## GIVEN ENTRIES

◆ ◆ ◆ ◆ ◆

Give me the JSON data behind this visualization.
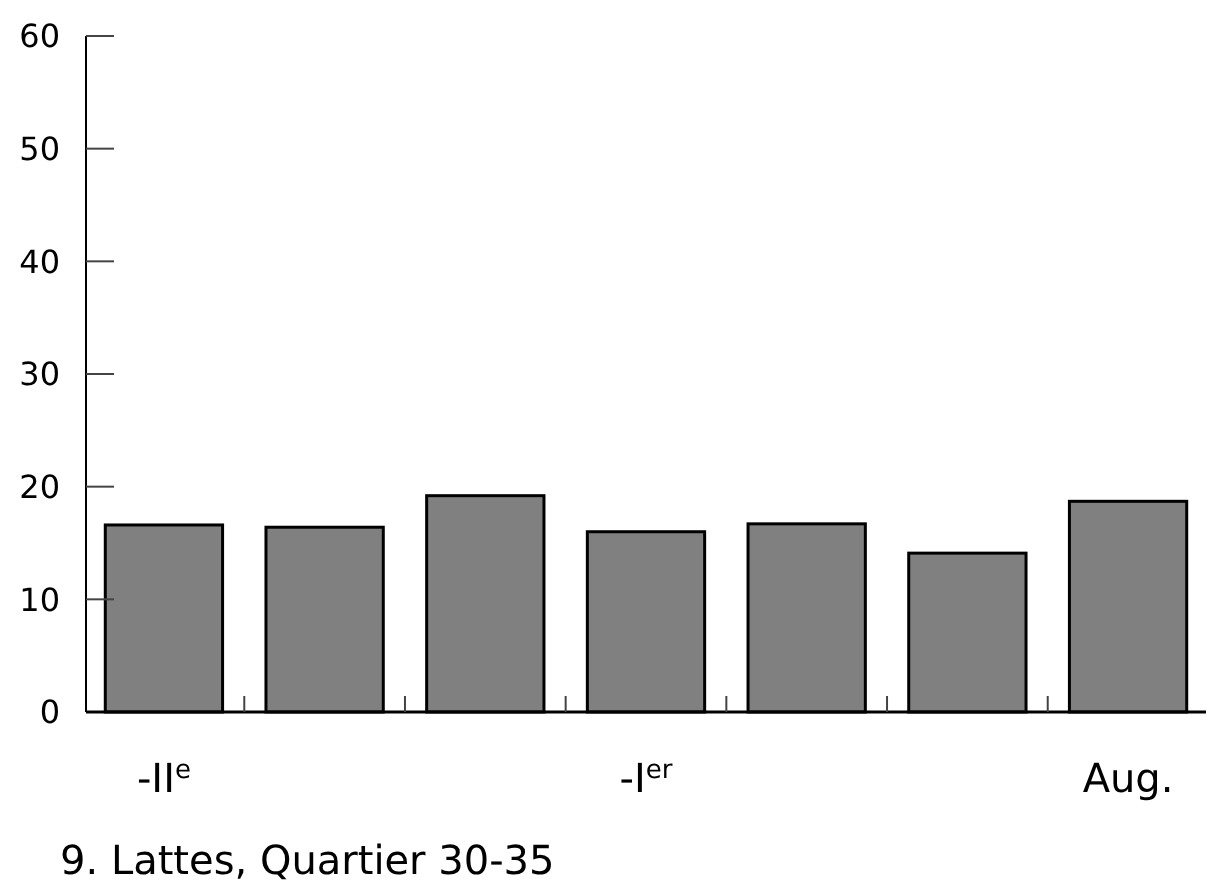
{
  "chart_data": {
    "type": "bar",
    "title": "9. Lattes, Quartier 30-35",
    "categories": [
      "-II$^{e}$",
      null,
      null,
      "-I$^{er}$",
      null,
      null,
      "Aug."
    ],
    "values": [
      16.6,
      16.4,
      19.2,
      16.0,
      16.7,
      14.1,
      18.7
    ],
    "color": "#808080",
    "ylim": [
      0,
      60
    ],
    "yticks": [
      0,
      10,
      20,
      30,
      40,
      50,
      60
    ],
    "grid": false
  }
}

◆ ◆ ◆ ◆ ◆

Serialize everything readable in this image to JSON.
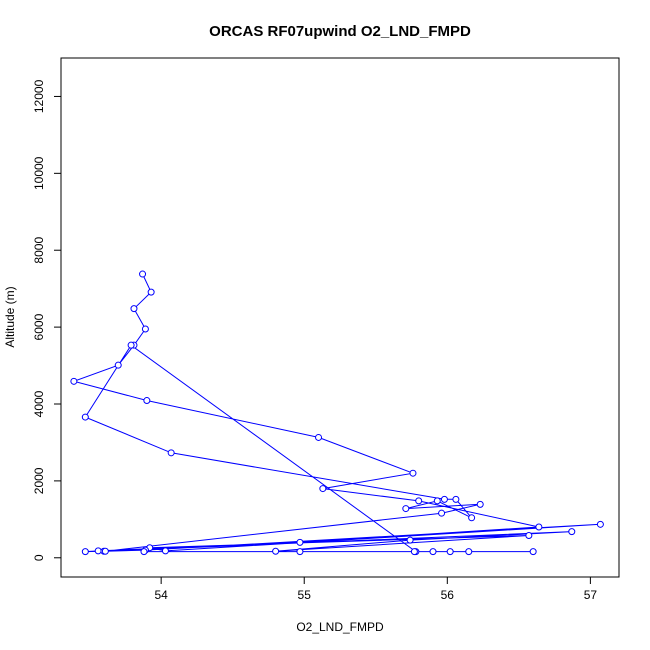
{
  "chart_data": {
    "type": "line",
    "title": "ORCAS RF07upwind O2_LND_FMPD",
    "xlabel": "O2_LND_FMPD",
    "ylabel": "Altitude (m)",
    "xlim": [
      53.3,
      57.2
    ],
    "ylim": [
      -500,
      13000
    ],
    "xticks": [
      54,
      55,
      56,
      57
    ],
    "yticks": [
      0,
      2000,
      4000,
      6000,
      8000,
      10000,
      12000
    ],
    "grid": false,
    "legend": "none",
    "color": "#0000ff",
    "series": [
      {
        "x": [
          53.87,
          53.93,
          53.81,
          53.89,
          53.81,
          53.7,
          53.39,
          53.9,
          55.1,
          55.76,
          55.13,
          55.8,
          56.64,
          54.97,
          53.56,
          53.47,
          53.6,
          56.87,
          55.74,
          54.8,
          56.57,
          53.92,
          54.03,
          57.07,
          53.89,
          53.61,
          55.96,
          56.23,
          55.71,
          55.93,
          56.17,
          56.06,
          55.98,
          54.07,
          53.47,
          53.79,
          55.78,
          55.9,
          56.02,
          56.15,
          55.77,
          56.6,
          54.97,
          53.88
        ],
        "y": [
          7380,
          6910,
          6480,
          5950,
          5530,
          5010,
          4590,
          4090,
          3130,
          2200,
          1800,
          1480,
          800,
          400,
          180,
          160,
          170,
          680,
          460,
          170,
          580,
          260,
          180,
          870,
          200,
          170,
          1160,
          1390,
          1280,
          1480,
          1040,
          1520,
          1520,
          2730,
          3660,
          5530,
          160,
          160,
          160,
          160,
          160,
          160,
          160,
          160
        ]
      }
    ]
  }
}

◆ ◆ ◆ ◆ ◆

From the entries above, return each line with the word "JSON" in it.

## WRITTEN RESPONSE
Give me the JSON data behind this visualization.
Serialize everything readable in this image to JSON.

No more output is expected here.